<<<<
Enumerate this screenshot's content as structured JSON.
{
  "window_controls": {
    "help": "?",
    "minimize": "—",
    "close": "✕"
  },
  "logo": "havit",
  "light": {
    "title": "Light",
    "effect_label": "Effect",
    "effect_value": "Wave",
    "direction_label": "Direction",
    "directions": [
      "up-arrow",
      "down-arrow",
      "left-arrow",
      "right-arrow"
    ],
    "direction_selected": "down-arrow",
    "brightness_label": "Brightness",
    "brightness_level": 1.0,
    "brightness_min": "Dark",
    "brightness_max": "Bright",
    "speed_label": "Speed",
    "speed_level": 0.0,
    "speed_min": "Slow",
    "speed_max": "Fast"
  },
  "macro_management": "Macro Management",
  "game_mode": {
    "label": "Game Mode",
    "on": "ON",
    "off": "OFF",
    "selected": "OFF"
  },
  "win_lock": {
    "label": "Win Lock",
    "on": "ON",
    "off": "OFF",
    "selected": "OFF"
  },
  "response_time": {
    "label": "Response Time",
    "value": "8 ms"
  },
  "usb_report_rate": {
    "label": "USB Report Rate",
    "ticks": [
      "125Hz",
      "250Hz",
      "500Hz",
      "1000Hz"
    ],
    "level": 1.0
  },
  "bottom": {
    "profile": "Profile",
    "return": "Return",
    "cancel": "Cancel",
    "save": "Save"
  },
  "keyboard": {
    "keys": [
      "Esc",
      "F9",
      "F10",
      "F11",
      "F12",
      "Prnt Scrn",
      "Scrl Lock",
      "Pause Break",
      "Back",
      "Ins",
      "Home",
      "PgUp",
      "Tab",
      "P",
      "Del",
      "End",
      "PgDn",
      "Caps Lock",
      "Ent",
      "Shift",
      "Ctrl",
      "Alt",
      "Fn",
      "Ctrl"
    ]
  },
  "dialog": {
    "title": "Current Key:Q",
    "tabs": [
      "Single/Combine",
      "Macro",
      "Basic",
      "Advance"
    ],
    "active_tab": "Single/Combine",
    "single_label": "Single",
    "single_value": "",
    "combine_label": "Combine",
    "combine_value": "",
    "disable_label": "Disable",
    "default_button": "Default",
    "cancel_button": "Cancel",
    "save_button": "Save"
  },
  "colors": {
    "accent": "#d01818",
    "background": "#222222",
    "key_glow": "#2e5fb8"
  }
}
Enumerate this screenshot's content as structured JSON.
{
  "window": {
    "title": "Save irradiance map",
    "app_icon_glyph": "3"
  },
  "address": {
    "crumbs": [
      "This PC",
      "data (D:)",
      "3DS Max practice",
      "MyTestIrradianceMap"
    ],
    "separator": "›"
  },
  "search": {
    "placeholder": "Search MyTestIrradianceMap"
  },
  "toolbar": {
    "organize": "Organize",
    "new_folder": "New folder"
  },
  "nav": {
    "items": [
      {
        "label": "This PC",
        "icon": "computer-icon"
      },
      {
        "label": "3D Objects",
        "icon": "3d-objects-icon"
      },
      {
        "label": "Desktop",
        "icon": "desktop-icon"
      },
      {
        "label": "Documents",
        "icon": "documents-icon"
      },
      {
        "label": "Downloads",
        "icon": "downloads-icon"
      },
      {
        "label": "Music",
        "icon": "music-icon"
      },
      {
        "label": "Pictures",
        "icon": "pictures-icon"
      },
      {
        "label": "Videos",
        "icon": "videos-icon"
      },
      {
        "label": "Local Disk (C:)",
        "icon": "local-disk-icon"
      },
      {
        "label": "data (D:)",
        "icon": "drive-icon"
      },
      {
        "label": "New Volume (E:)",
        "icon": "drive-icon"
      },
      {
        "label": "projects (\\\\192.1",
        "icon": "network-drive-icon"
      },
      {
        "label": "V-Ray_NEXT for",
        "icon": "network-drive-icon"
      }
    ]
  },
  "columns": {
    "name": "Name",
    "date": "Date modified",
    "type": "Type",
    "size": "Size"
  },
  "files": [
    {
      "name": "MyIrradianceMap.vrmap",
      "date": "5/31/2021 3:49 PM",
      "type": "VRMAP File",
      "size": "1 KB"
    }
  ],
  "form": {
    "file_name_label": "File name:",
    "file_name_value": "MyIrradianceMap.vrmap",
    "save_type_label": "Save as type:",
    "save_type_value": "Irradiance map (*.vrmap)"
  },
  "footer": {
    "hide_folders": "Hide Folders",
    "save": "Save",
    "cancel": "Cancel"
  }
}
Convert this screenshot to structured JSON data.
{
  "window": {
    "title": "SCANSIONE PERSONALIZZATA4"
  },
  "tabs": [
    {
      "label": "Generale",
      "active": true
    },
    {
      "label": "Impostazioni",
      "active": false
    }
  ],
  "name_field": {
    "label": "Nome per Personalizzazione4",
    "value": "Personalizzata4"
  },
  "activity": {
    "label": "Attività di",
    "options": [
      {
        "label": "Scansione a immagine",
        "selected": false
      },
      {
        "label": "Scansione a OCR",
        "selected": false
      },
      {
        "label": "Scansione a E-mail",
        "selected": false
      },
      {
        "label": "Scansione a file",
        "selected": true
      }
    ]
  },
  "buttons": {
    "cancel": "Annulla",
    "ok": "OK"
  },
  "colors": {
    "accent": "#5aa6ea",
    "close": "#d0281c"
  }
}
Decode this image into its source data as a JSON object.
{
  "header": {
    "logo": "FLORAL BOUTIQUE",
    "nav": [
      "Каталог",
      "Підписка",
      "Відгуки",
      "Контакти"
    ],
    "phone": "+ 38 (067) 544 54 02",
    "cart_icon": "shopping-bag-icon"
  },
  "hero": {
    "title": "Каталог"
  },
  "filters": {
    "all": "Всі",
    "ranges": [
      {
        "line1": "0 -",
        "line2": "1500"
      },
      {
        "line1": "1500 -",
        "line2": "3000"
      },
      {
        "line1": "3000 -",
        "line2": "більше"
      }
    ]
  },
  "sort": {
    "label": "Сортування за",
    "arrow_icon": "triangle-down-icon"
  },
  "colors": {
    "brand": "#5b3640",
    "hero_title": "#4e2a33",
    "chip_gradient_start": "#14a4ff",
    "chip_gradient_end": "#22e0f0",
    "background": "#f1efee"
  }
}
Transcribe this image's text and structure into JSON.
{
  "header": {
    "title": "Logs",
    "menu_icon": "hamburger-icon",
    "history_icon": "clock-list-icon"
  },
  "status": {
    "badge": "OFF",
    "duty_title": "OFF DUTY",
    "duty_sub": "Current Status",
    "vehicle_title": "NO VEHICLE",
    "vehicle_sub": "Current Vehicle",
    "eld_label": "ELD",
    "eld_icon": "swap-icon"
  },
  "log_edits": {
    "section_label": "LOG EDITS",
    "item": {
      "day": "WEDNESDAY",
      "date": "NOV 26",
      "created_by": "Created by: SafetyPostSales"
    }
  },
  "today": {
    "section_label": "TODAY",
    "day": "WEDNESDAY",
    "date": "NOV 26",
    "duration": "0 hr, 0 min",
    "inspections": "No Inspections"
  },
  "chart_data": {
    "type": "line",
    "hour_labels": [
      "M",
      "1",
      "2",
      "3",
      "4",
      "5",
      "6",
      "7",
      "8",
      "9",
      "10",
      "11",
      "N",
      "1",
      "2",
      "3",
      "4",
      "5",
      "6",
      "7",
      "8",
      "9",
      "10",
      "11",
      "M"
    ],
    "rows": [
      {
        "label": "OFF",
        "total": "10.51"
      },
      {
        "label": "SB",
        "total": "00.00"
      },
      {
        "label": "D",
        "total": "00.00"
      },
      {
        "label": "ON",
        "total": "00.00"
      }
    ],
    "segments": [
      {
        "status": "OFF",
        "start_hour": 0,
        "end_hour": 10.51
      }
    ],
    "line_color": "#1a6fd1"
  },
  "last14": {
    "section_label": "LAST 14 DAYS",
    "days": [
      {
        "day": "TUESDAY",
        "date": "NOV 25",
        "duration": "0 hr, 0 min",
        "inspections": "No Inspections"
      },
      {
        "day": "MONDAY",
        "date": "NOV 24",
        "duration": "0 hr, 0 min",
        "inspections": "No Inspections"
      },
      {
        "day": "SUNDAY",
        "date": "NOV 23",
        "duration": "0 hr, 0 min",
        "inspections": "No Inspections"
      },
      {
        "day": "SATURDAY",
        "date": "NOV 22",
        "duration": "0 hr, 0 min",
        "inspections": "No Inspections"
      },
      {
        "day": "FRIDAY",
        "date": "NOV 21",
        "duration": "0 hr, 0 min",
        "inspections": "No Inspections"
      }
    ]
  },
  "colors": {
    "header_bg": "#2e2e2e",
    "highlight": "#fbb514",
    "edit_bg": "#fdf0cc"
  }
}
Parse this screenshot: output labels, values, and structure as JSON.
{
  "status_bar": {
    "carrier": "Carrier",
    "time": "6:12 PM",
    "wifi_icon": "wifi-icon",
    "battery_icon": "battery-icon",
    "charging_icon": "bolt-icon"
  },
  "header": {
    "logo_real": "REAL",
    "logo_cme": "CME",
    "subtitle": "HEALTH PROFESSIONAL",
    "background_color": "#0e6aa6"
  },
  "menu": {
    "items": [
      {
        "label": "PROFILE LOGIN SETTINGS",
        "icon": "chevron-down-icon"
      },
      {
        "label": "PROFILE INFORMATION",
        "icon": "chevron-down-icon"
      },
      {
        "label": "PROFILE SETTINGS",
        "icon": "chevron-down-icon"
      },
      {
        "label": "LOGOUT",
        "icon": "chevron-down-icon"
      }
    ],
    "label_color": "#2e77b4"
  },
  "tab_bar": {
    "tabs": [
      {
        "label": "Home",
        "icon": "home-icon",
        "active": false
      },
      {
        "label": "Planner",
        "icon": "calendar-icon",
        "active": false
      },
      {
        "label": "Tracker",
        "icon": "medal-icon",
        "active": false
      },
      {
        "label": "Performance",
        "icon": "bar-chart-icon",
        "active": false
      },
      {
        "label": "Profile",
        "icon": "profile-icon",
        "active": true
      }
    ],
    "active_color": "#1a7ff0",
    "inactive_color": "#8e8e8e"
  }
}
>>>>
Repeat exactly the lines above, starting with the line that contains "Parse this screenshot: output" and ending with the last line, both included, and nothing else.

Parse this screenshot: output labels, values, and structure as JSON.
{
  "status_bar": {
    "carrier": "Carrier",
    "time": "6:12 PM",
    "wifi_icon": "wifi-icon",
    "battery_icon": "battery-icon",
    "charging_icon": "bolt-icon"
  },
  "header": {
    "logo_real": "REAL",
    "logo_cme": "CME",
    "subtitle": "HEALTH PROFESSIONAL",
    "background_color": "#0e6aa6"
  },
  "menu": {
    "items": [
      {
        "label": "PROFILE LOGIN SETTINGS",
        "icon": "chevron-down-icon"
      },
      {
        "label": "PROFILE INFORMATION",
        "icon": "chevron-down-icon"
      },
      {
        "label": "PROFILE SETTINGS",
        "icon": "chevron-down-icon"
      },
      {
        "label": "LOGOUT",
        "icon": "chevron-down-icon"
      }
    ],
    "label_color": "#2e77b4"
  },
  "tab_bar": {
    "tabs": [
      {
        "label": "Home",
        "icon": "home-icon",
        "active": false
      },
      {
        "label": "Planner",
        "icon": "calendar-icon",
        "active": false
      },
      {
        "label": "Tracker",
        "icon": "medal-icon",
        "active": false
      },
      {
        "label": "Performance",
        "icon": "bar-chart-icon",
        "active": false
      },
      {
        "label": "Profile",
        "icon": "profile-icon",
        "active": true
      }
    ],
    "active_color": "#1a7ff0",
    "inactive_color": "#8e8e8e"
  }
}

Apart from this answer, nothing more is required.